• [YOUR TASK]:
Look through the data below and work out how many lines contain the string "left". Give the number alone.
┌─ THE INPUT
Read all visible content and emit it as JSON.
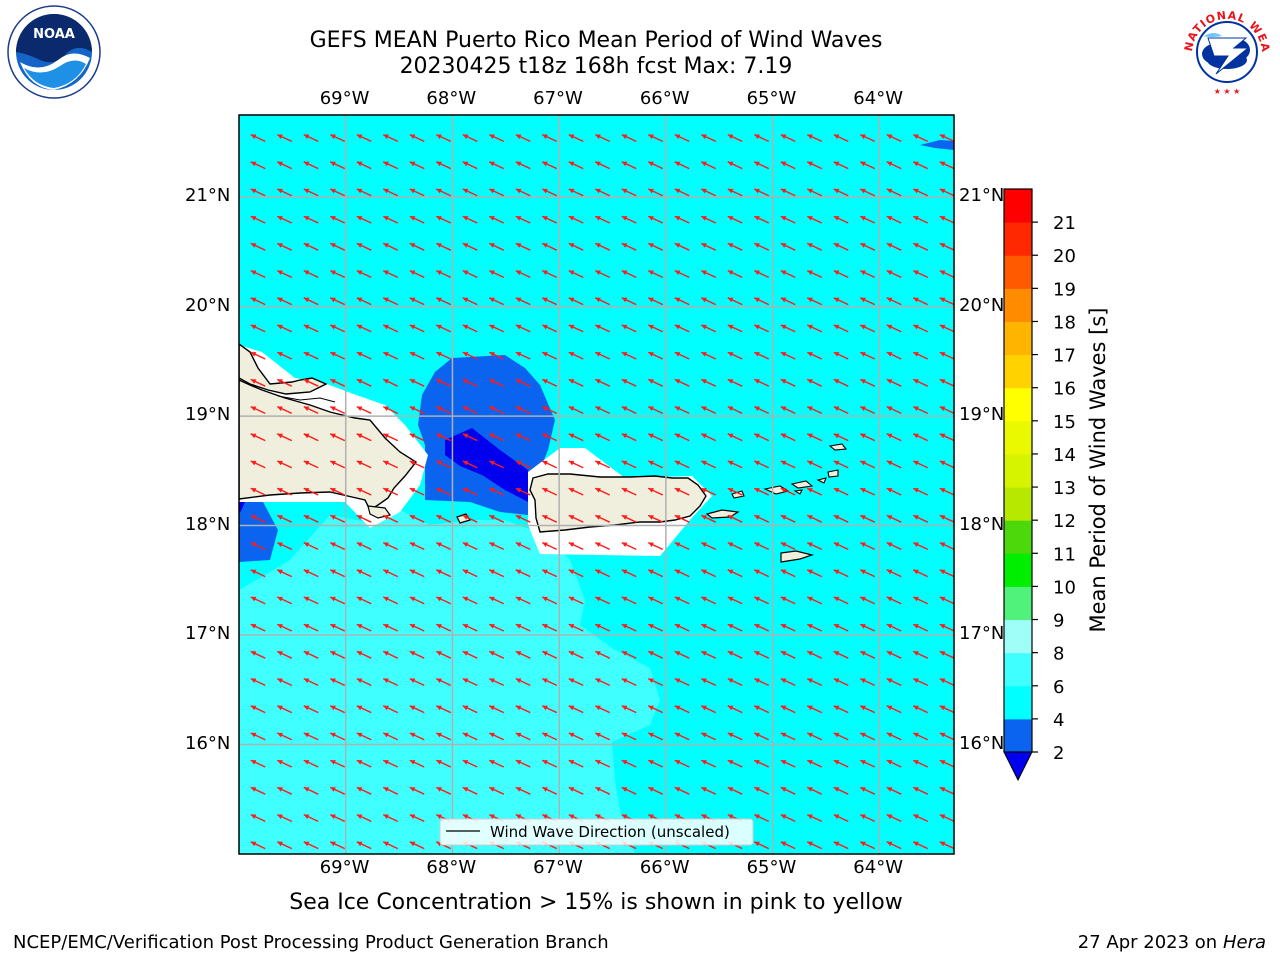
{
  "title": {
    "line1": "GEFS MEAN Puerto Rico Mean Period of Wind Waves",
    "line2": "20230425 t18z 168h fcst   Max: 7.19"
  },
  "axes": {
    "lon_labels": [
      "69°W",
      "68°W",
      "67°W",
      "66°W",
      "65°W",
      "64°W"
    ],
    "lat_labels": [
      "21°N",
      "20°N",
      "19°N",
      "18°N",
      "17°N",
      "16°N"
    ]
  },
  "legend": {
    "label": "Wind Wave Direction (unscaled)"
  },
  "colorbar": {
    "label": "Mean Period of Wind Waves [s]",
    "ticks": [
      "2",
      "4",
      "6",
      "8",
      "9",
      "10",
      "11",
      "12",
      "13",
      "14",
      "15",
      "16",
      "17",
      "18",
      "19",
      "20",
      "21"
    ],
    "colors": [
      "#0a64f0",
      "#00ffff",
      "#40ffff",
      "#9ffff8",
      "#50f27c",
      "#00ee00",
      "#4cd80a",
      "#b6e800",
      "#d6f400",
      "#eaf800",
      "#ffff00",
      "#ffd200",
      "#ffb400",
      "#ff8c00",
      "#ff5a00",
      "#ff2800",
      "#ff0000"
    ],
    "under_color": "#0000ee"
  },
  "subtitle": "Sea Ice Concentration > 15% is shown in pink to yellow",
  "footer": {
    "left": "NCEP/EMC/Verification Post Processing Product Generation Branch",
    "date": "27 Apr 2023 on ",
    "machine": "Hera"
  },
  "logos": {
    "left": "NOAA",
    "right": "NATIONAL WEATHER SERVICE"
  },
  "map_data": {
    "lon_range": [
      -70.0,
      -63.3
    ],
    "lat_range": [
      15.0,
      21.75
    ],
    "wind_direction_vector": [
      -0.9,
      0.42
    ]
  }
}
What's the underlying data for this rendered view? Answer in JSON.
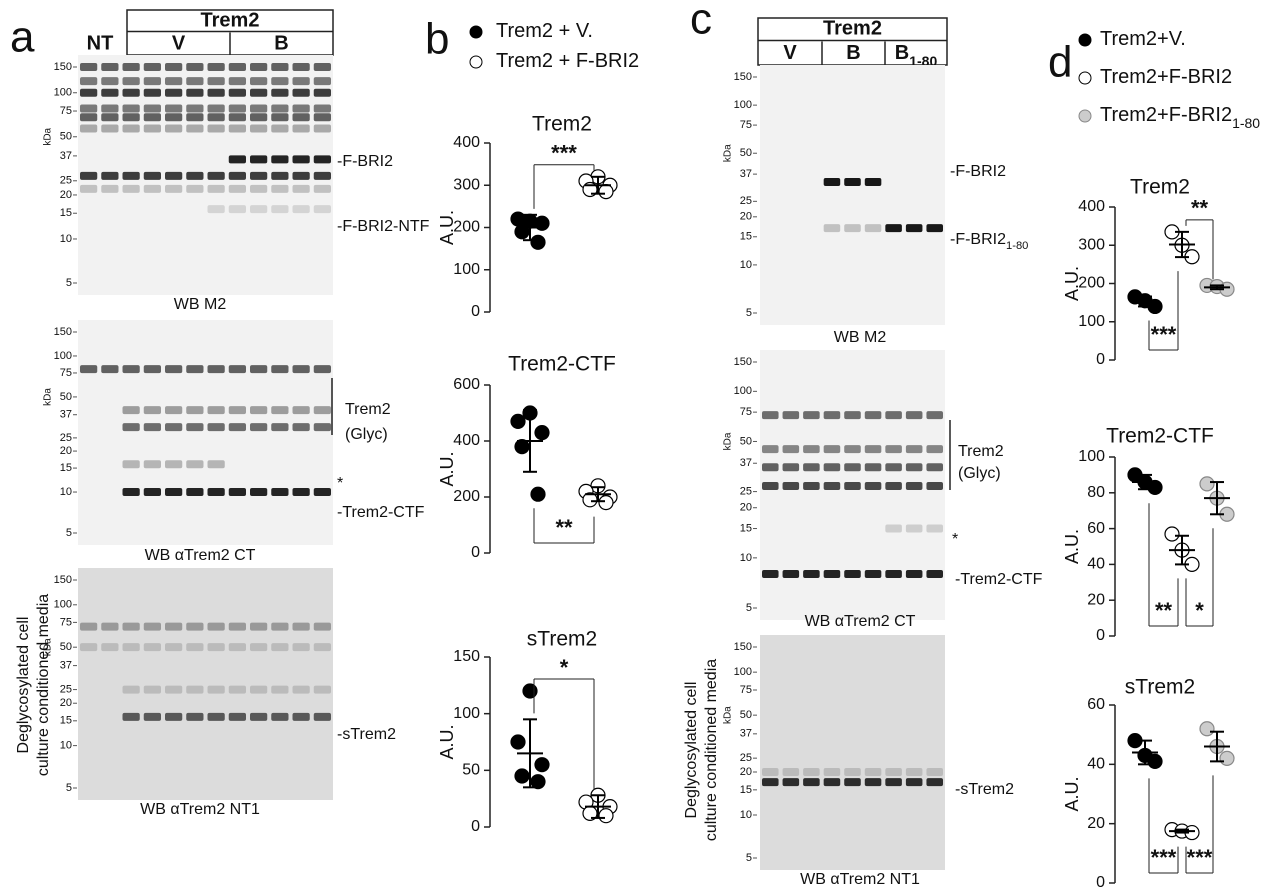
{
  "panel_letters": [
    "a",
    "b",
    "c",
    "d"
  ],
  "legends": {
    "b": [
      {
        "label": "Trem2 + V.",
        "color": "#000000"
      },
      {
        "label": "Trem2 + F-BRI2",
        "color": "#ffffff"
      }
    ],
    "d": [
      {
        "label": "Trem2+V.",
        "color": "#000000"
      },
      {
        "label": "Trem2+F-BRI2",
        "color": "#ffffff"
      },
      {
        "label": "Trem2+F-BRI2",
        "sub": "1-80",
        "color": "#cccccc"
      }
    ]
  },
  "blot_panels": {
    "a": {
      "group": "Trem2",
      "lanes": [
        "NT",
        "V",
        "B"
      ],
      "kda": "kDa",
      "side": [
        "Deglycosylated cell",
        "culture conditioned media"
      ],
      "blots": [
        {
          "markers": [
            150,
            100,
            75,
            50,
            37,
            25,
            20,
            15,
            10,
            5
          ],
          "caption": "WB M2",
          "labels": [
            "-F-BRI2",
            "-F-BRI2-NTF"
          ]
        },
        {
          "markers": [
            150,
            100,
            75,
            50,
            37,
            25,
            20,
            15,
            10,
            5
          ],
          "caption": "WB  αTrem2 CT",
          "labels": [
            "Trem2",
            "(Glyc)",
            "*",
            "-Trem2-CTF"
          ]
        },
        {
          "markers": [
            150,
            100,
            75,
            50,
            37,
            25,
            20,
            15,
            10,
            5
          ],
          "caption": "WB  αTrem2 NT1",
          "labels": [
            "-sTrem2"
          ]
        }
      ]
    },
    "c": {
      "group": "Trem2",
      "lanes": [
        {
          "text": "V"
        },
        {
          "text": "B"
        },
        {
          "text": "B",
          "sub": "1-80"
        }
      ],
      "kda": "kDa",
      "side": [
        "Deglycosylated cell",
        "culture conditioned media"
      ],
      "blots": [
        {
          "markers": [
            150,
            100,
            75,
            50,
            37,
            25,
            20,
            15,
            10,
            5
          ],
          "caption": "WB M2",
          "labels": [
            {
              "text": "-F-BRI2"
            },
            {
              "text": "-F-BRI2",
              "sub": "1-80"
            }
          ]
        },
        {
          "markers": [
            150,
            100,
            75,
            50,
            37,
            25,
            20,
            15,
            10,
            5
          ],
          "caption": "WB  αTrem2 CT",
          "labels": [
            {
              "text": "Trem2"
            },
            {
              "text": "(Glyc)"
            },
            {
              "text": "*"
            },
            {
              "text": "-Trem2-CTF"
            }
          ]
        },
        {
          "markers": [
            150,
            100,
            75,
            50,
            37,
            25,
            20,
            15,
            10,
            5
          ],
          "caption": "WB  αTrem2 NT1",
          "labels": [
            {
              "text": "-sTrem2"
            }
          ]
        }
      ]
    }
  },
  "chart_data": [
    {
      "type": "dot",
      "title": "Trem2",
      "y_label": "A.U.",
      "ylim": [
        0,
        400
      ],
      "yticks": [
        0,
        100,
        200,
        300,
        400
      ],
      "series": [
        {
          "color": "#000000",
          "values": [
            215,
            220,
            210,
            190,
            165
          ],
          "mean": 200,
          "sd": 30
        },
        {
          "color": "#ffffff",
          "values": [
            320,
            310,
            300,
            290,
            285
          ],
          "mean": 300,
          "sd": 20
        }
      ],
      "annotations": [
        {
          "text": "***",
          "from": 0,
          "to": 1,
          "side": "top"
        }
      ]
    },
    {
      "type": "dot",
      "title": "Trem2-CTF",
      "y_label": "A.U.",
      "ylim": [
        0,
        600
      ],
      "yticks": [
        0,
        200,
        400,
        600
      ],
      "series": [
        {
          "color": "#000000",
          "values": [
            500,
            470,
            430,
            380,
            210
          ],
          "mean": 400,
          "sd": 110
        },
        {
          "color": "#ffffff",
          "values": [
            240,
            220,
            200,
            190,
            180
          ],
          "mean": 210,
          "sd": 25
        }
      ],
      "annotations": [
        {
          "text": "**",
          "from": 0,
          "to": 1,
          "side": "bottom"
        }
      ]
    },
    {
      "type": "dot",
      "title": "sTrem2",
      "y_label": "A.U.",
      "ylim": [
        0,
        150
      ],
      "yticks": [
        0,
        50,
        100,
        150
      ],
      "series": [
        {
          "color": "#000000",
          "values": [
            120,
            75,
            55,
            45,
            40
          ],
          "mean": 65,
          "sd": 30
        },
        {
          "color": "#ffffff",
          "values": [
            28,
            22,
            18,
            12,
            10
          ],
          "mean": 18,
          "sd": 10
        }
      ],
      "annotations": [
        {
          "text": "*",
          "from": 0,
          "to": 1,
          "side": "top"
        }
      ]
    },
    {
      "type": "dot",
      "title": "Trem2",
      "y_label": "A.U.",
      "ylim": [
        0,
        400
      ],
      "yticks": [
        0,
        100,
        200,
        300,
        400
      ],
      "series": [
        {
          "color": "#000000",
          "values": [
            165,
            155,
            140
          ],
          "mean": 153,
          "sd": 13
        },
        {
          "color": "#ffffff",
          "values": [
            335,
            300,
            270
          ],
          "mean": 302,
          "sd": 33
        },
        {
          "color": "#cccccc",
          "values": [
            195,
            192,
            185
          ],
          "mean": 190,
          "sd": 5
        }
      ],
      "annotations": [
        {
          "text": "***",
          "from": 0,
          "to": 1,
          "side": "bottom"
        },
        {
          "text": "**",
          "from": 1,
          "to": 2,
          "side": "top"
        }
      ]
    },
    {
      "type": "dot",
      "title": "Trem2-CTF",
      "y_label": "A.U.",
      "ylim": [
        0,
        100
      ],
      "yticks": [
        0,
        20,
        40,
        60,
        80,
        100
      ],
      "series": [
        {
          "color": "#000000",
          "values": [
            90,
            86,
            83
          ],
          "mean": 86,
          "sd": 4
        },
        {
          "color": "#ffffff",
          "values": [
            57,
            48,
            40
          ],
          "mean": 48,
          "sd": 8
        },
        {
          "color": "#cccccc",
          "values": [
            85,
            77,
            68
          ],
          "mean": 77,
          "sd": 9
        }
      ],
      "annotations": [
        {
          "text": "**",
          "from": 0,
          "to": 1,
          "side": "bottom"
        },
        {
          "text": "*",
          "from": 1,
          "to": 2,
          "side": "bottom"
        }
      ]
    },
    {
      "type": "dot",
      "title": "sTrem2",
      "y_label": "A.U.",
      "ylim": [
        0,
        60
      ],
      "yticks": [
        0,
        20,
        40,
        60
      ],
      "series": [
        {
          "color": "#000000",
          "values": [
            48,
            43,
            41
          ],
          "mean": 44,
          "sd": 4
        },
        {
          "color": "#ffffff",
          "values": [
            18,
            17.5,
            17
          ],
          "mean": 17.5,
          "sd": 0.5
        },
        {
          "color": "#cccccc",
          "values": [
            52,
            46,
            42
          ],
          "mean": 46,
          "sd": 5
        }
      ],
      "annotations": [
        {
          "text": "***",
          "from": 0,
          "to": 1,
          "side": "bottom"
        },
        {
          "text": "***",
          "from": 1,
          "to": 2,
          "side": "bottom"
        }
      ]
    }
  ]
}
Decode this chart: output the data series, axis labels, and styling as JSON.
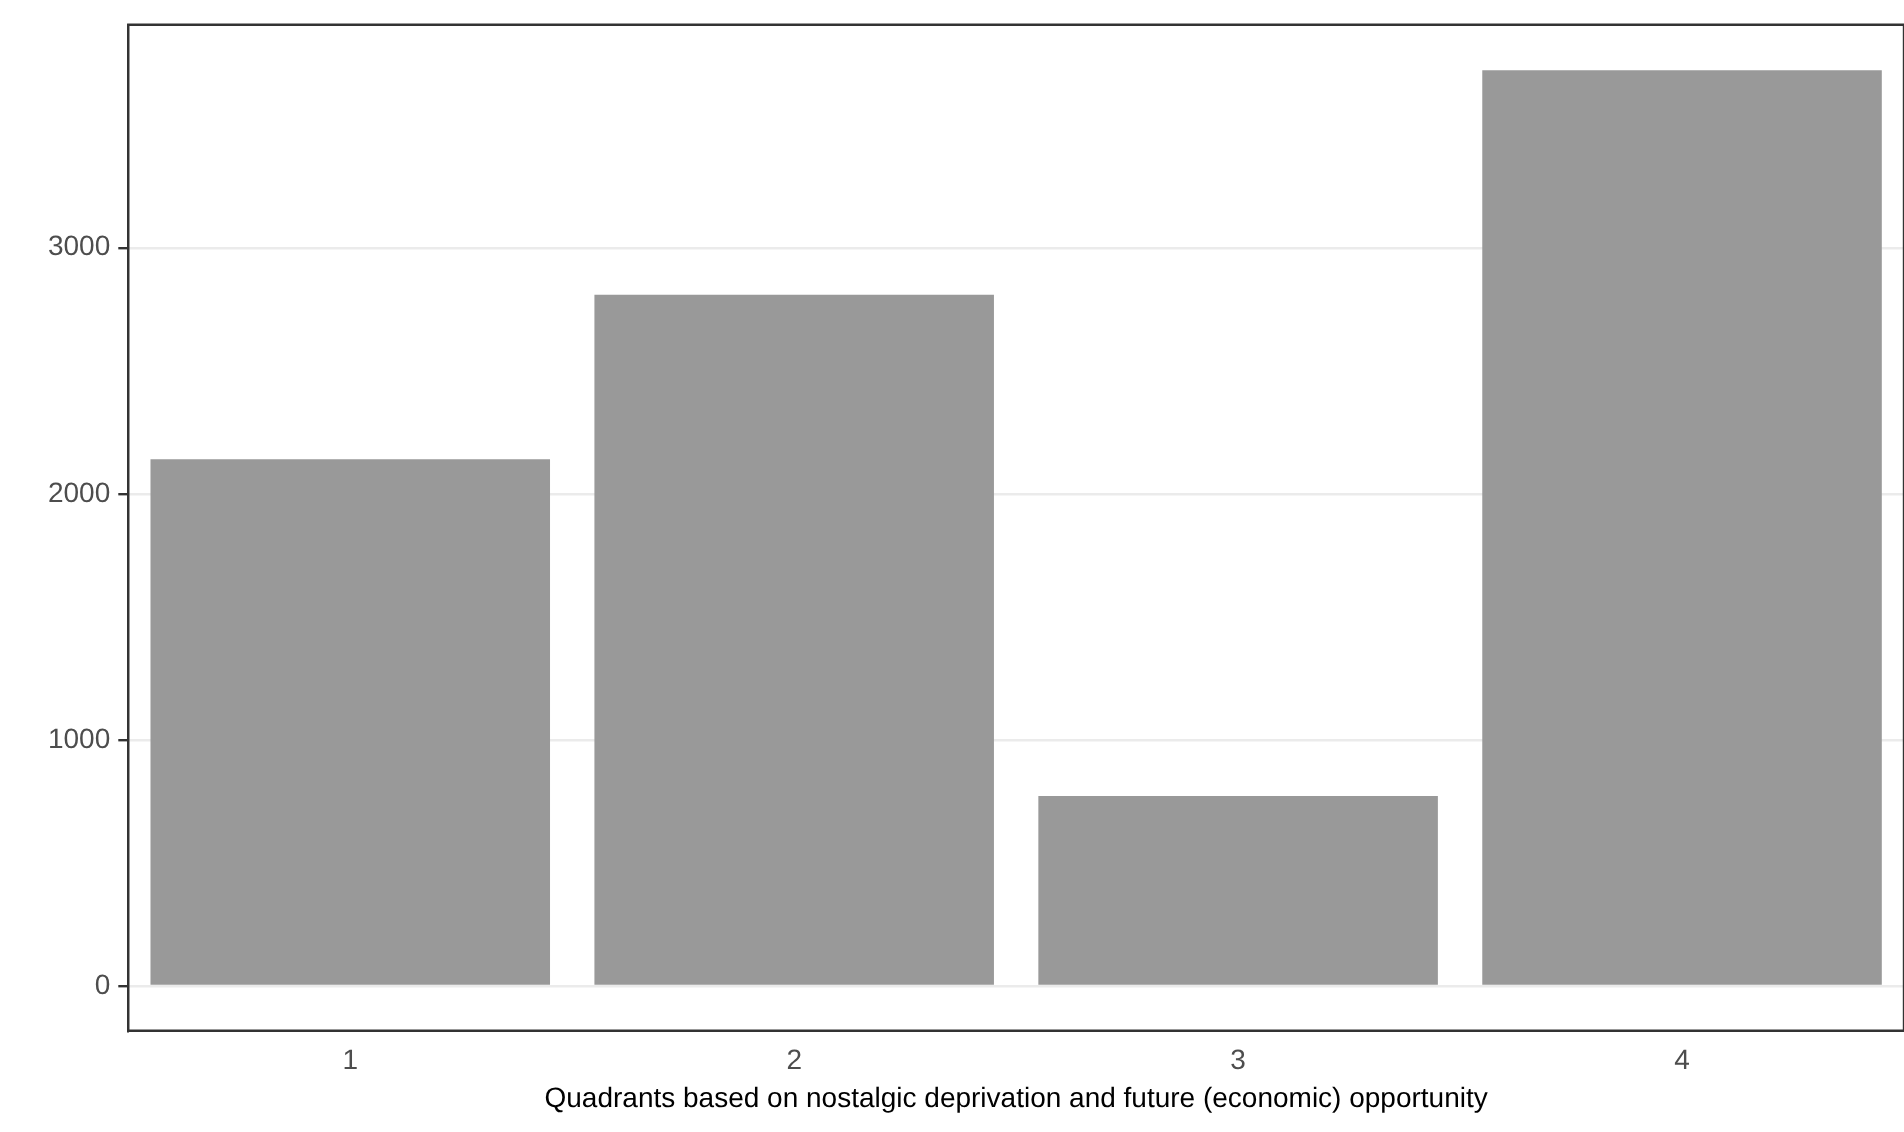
└─
• [SOLUTION]:
2